(Dataset entries)
/---
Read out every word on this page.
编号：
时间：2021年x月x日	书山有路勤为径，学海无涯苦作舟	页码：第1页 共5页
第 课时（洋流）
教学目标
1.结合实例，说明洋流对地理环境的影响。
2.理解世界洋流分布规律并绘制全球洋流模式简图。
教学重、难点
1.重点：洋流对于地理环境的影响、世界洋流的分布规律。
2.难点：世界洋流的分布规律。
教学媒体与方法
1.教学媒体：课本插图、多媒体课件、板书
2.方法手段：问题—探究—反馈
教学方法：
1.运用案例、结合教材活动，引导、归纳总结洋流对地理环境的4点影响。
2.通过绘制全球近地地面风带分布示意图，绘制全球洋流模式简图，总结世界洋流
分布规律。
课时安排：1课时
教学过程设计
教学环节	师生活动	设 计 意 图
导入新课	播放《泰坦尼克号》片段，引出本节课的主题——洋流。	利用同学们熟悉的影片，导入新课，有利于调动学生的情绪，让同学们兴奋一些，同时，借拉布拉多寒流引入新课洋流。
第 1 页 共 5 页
\---
/---
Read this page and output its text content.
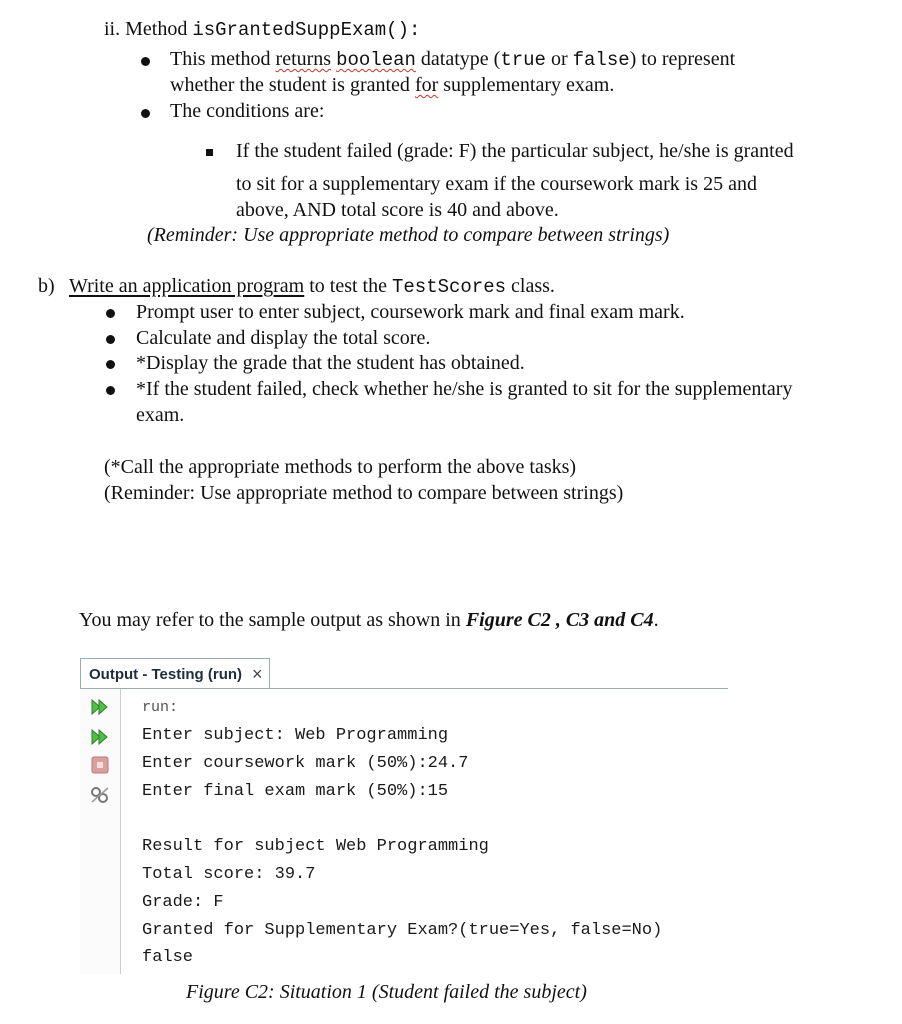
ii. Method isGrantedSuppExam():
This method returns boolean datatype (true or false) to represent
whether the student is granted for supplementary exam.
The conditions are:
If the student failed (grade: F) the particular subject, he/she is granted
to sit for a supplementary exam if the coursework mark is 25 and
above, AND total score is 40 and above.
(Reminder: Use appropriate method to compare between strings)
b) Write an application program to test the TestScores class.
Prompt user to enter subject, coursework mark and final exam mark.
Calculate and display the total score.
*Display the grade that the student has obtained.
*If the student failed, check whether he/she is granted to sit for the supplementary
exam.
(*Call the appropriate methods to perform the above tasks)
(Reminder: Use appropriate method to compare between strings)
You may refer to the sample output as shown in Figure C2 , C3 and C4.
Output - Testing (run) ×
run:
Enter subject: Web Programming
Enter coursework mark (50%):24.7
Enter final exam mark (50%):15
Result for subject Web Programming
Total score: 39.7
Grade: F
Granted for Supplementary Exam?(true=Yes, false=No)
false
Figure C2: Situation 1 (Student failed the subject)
\---
/---
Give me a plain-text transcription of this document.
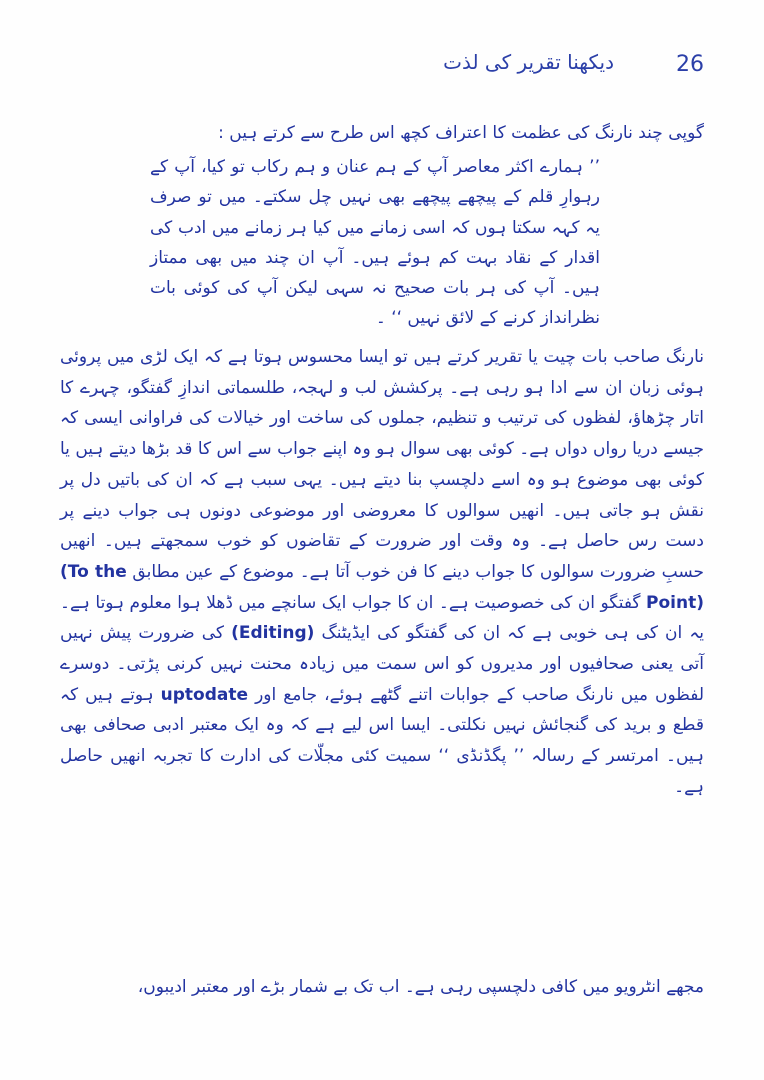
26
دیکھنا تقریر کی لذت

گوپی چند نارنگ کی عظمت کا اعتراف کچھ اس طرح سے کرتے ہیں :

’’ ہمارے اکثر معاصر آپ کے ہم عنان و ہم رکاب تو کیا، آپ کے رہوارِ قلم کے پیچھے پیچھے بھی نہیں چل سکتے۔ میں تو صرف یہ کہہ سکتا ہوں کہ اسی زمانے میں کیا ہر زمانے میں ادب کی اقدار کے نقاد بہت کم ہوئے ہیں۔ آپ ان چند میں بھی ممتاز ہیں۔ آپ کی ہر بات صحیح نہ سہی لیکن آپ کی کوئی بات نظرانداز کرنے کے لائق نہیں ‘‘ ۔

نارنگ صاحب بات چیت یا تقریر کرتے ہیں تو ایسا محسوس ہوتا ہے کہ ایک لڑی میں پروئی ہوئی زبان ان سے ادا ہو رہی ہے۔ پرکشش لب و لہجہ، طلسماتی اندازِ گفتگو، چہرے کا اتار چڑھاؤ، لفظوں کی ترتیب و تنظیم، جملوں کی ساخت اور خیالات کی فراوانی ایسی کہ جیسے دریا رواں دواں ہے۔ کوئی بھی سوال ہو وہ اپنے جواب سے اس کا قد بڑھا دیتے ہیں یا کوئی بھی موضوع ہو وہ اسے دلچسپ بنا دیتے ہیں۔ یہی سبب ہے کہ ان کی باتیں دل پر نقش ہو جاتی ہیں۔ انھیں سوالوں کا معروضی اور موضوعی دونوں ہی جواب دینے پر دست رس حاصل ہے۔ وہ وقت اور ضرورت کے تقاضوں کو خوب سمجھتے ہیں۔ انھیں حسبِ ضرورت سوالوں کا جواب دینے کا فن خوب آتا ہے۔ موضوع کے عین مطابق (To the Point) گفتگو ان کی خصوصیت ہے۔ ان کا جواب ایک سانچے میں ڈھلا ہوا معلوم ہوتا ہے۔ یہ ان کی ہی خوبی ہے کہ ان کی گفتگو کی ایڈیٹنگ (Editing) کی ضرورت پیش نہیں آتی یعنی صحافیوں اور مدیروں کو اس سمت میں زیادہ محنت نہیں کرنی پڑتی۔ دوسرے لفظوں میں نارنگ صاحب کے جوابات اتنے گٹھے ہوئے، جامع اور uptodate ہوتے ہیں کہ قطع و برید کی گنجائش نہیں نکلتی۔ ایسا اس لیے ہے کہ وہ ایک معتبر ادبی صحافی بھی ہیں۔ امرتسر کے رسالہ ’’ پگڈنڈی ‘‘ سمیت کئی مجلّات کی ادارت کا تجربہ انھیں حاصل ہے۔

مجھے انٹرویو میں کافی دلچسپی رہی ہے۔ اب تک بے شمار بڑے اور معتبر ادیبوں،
\---
# GOAL:
State only the count of lines above that hold the string "کوئی".

# TASK RESPONSE:
2